[start INFORMATION GIVEN]
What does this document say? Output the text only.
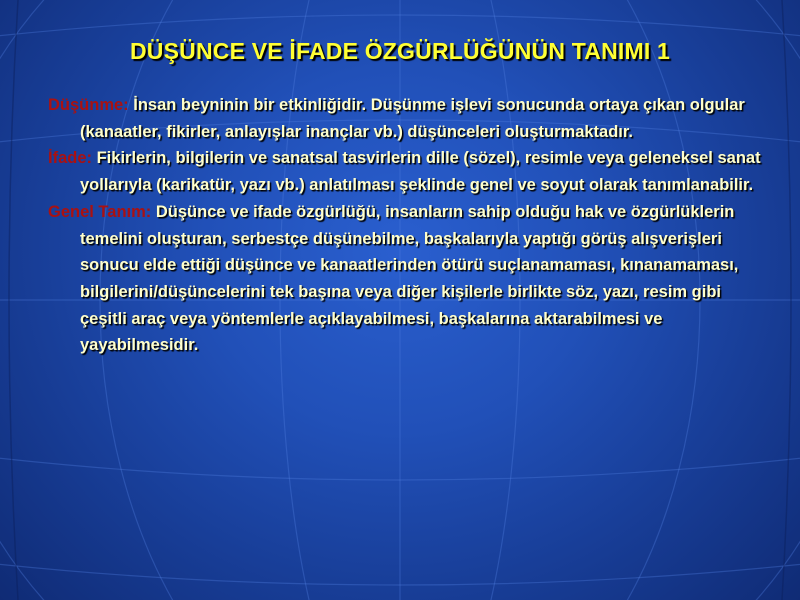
DÜŞÜNCE VE İFADE ÖZGÜRLÜĞÜNÜN TANIMI 1

Düşünme: İnsan beyninin bir etkinliğidir. Düşünme işlevi sonucunda ortaya çıkan olgular (kanaatler, fikirler, anlayışlar inançlar vb.) düşünceleri oluşturmaktadır.

İfade: Fikirlerin, bilgilerin ve sanatsal tasvirlerin dille (sözel), resimle veya geleneksel sanat yollarıyla (karikatür, yazı vb.) anlatılması şeklinde genel ve soyut olarak tanımlanabilir.

Genel Tanım: Düşünce ve ifade özgürlüğü, insanların sahip olduğu hak ve özgürlüklerin temelini oluşturan, serbestçe düşünebilme, başkalarıyla yaptığı görüş alışverişleri sonucu elde ettiği düşünce ve kanaatlerinden ötürü suçlanamaması, kınanamaması, bilgilerini/düşüncelerini tek başına veya diğer kişilerle birlikte söz, yazı, resim gibi çeşitli araç veya yöntemlerle açıklayabilmesi, başkalarına aktarabilmesi ve yayabilmesidir.
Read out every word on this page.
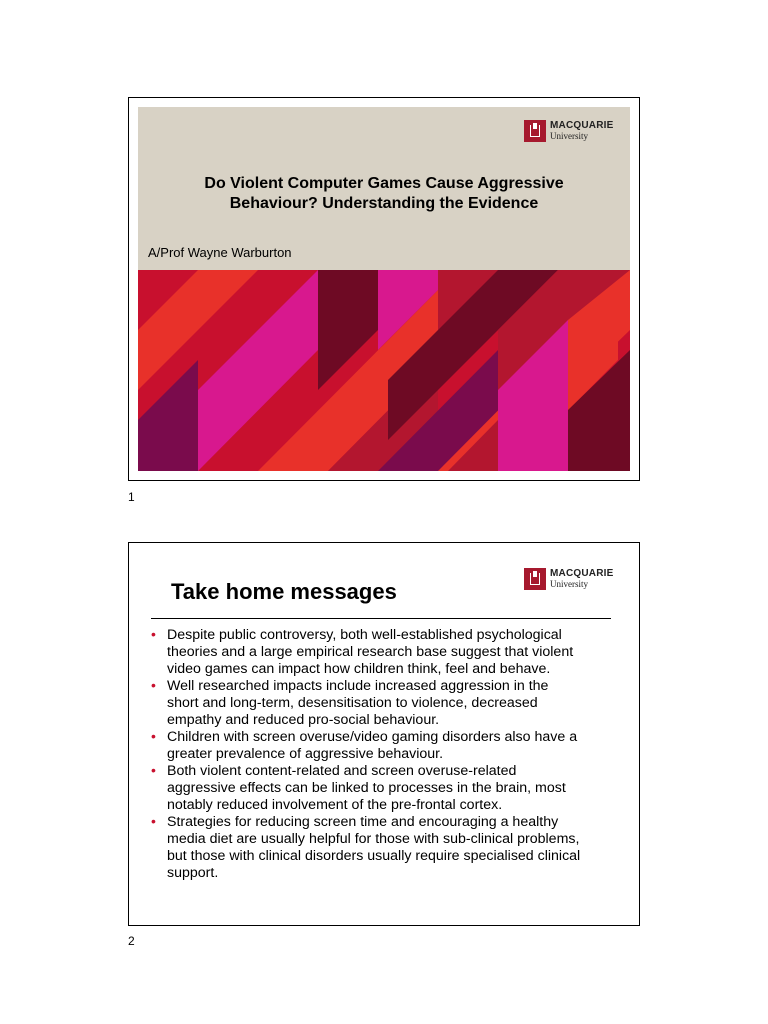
Do Violent Computer Games Cause Aggressive
Behaviour? Understanding the Evidence
A/Prof Wayne Warburton
MACQUARIE
University
1
Take home messages
MACQUARIE
University
• Despite public controversy, both well-established psychological
theories and a large empirical research base suggest that violent
video games can impact how children think, feel and behave.
• Well researched impacts include increased aggression in the
short and long-term, desensitisation to violence, decreased
empathy and reduced pro-social behaviour.
• Children with screen overuse/video gaming disorders also have a
greater prevalence of aggressive behaviour.
• Both violent content-related and screen overuse-related
aggressive effects can be linked to processes in the brain, most
notably reduced involvement of the pre-frontal cortex.
• Strategies for reducing screen time and encouraging a healthy
media diet are usually helpful for those with sub-clinical problems,
but those with clinical disorders usually require specialised clinical
support.
2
[end INFORMATION GIVEN]
**REQUEST:** Output all of the records exactly as they appear above, but not the pictures.

**SOLVED EXERCISE:**
What does this document say? Output the text only.
DÜŞÜNCE VE İFADE ÖZGÜRLÜĞÜNÜN TANIMI 1

Düşünme: İnsan beyninin bir etkinliğidir. Düşünme işlevi sonucunda ortaya çıkan olgular (kanaatler, fikirler, anlayışlar inançlar vb.) düşünceleri oluşturmaktadır.

İfade: Fikirlerin, bilgilerin ve sanatsal tasvirlerin dille (sözel), resimle veya geleneksel sanat yollarıyla (karikatür, yazı vb.) anlatılması şeklinde genel ve soyut olarak tanımlanabilir.

Genel Tanım: Düşünce ve ifade özgürlüğü, insanların sahip olduğu hak ve özgürlüklerin temelini oluşturan, serbestçe düşünebilme, başkalarıyla yaptığı görüş alışverişleri sonucu elde ettiği düşünce ve kanaatlerinden ötürü suçlanamaması, kınanamaması, bilgilerini/düşüncelerini tek başına veya diğer kişilerle birlikte söz, yazı, resim gibi çeşitli araç veya yöntemlerle açıklayabilmesi, başkalarına aktarabilmesi ve yayabilmesidir.
Read out every word on this page.
Do Violent Computer Games Cause Aggressive
Behaviour? Understanding the Evidence
A/Prof Wayne Warburton
MACQUARIE
University
1
Take home messages
MACQUARIE
University
• Despite public controversy, both well-established psychological
theories and a large empirical research base suggest that violent
video games can impact how children think, feel and behave.
• Well researched impacts include increased aggression in the
short and long-term, desensitisation to violence, decreased
empathy and reduced pro-social behaviour.
• Children with screen overuse/video gaming disorders also have a
greater prevalence of aggressive behaviour.
• Both violent content-related and screen overuse-related
aggressive effects can be linked to processes in the brain, most
notably reduced involvement of the pre-frontal cortex.
• Strategies for reducing screen time and encouraging a healthy
media diet are usually helpful for those with sub-clinical problems,
but those with clinical disorders usually require specialised clinical
support.
2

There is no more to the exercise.